## REQUIRED WORK
Would you quote the material below in full and unchanged?

╭─ SUPPLIED RECORDS

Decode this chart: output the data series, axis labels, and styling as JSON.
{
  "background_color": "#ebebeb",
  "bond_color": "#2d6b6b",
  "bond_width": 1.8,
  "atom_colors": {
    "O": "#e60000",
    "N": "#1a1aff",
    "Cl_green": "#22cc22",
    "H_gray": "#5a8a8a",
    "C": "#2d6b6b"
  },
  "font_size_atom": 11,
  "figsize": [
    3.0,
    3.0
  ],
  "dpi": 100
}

╰─

## TASK RESPONSE
Decode this chart: output the data series, axis labels, and styling as JSON.
{
  "background_color": "#ebebeb",
  "bond_color": "#2d6b6b",
  "bond_width": 1.8,
  "atom_colors": {
    "O": "#e60000",
    "N": "#1a1aff",
    "Cl_green": "#22cc22",
    "H_gray": "#5a8a8a",
    "C": "#2d6b6b"
  },
  "font_size_atom": 11,
  "figsize": [
    3.0,
    3.0
  ],
  "dpi": 100
}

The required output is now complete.